WHAT NEEDS TO BE DONE →
Return each line of the listing that contains the string "Karp".

SUPPLIED RECORDS →
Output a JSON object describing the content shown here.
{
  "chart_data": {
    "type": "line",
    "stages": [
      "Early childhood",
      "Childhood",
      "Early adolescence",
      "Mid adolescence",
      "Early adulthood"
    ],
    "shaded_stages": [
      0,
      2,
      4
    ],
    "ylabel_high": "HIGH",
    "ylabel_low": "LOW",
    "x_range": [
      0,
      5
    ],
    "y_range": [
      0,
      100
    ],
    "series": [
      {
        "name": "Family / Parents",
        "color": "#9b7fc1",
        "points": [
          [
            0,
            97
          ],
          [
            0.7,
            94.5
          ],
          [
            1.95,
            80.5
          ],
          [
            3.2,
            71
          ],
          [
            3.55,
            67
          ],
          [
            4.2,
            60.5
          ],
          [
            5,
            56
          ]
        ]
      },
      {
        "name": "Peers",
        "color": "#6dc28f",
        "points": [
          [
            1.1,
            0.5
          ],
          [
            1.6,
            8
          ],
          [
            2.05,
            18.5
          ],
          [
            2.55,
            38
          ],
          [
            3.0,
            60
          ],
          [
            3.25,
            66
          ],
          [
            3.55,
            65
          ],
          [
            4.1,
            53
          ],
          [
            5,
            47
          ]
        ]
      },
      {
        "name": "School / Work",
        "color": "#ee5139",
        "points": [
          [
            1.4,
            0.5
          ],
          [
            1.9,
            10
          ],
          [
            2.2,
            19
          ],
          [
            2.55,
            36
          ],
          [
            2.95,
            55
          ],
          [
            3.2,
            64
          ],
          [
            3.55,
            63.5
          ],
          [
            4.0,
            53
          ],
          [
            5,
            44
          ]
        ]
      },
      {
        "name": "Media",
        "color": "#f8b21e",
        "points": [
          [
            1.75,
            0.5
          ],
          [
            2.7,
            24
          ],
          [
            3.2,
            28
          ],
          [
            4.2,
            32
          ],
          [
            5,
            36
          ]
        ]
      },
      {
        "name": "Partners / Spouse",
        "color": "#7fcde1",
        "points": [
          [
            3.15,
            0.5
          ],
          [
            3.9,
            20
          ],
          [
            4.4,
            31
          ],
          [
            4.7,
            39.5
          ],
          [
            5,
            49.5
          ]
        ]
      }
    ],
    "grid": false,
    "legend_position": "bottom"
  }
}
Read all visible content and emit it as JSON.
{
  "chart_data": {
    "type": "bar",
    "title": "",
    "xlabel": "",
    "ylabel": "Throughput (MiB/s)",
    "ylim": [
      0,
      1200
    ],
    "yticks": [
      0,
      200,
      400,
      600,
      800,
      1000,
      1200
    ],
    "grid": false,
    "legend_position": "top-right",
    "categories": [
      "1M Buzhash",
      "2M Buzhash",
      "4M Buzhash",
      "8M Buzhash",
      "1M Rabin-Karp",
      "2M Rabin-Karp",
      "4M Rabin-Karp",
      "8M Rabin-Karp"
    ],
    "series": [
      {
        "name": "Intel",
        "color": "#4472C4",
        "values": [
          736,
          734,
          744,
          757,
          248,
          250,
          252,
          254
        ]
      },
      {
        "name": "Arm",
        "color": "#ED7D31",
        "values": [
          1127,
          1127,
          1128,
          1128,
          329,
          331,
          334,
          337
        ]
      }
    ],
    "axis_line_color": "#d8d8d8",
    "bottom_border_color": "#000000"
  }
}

RESPONSE TO THIS EXERCISE →
      "1M Rabin-Karp",
      "2M Rabin-Karp",
      "4M Rabin-Karp",
      "8M Rabin-Karp"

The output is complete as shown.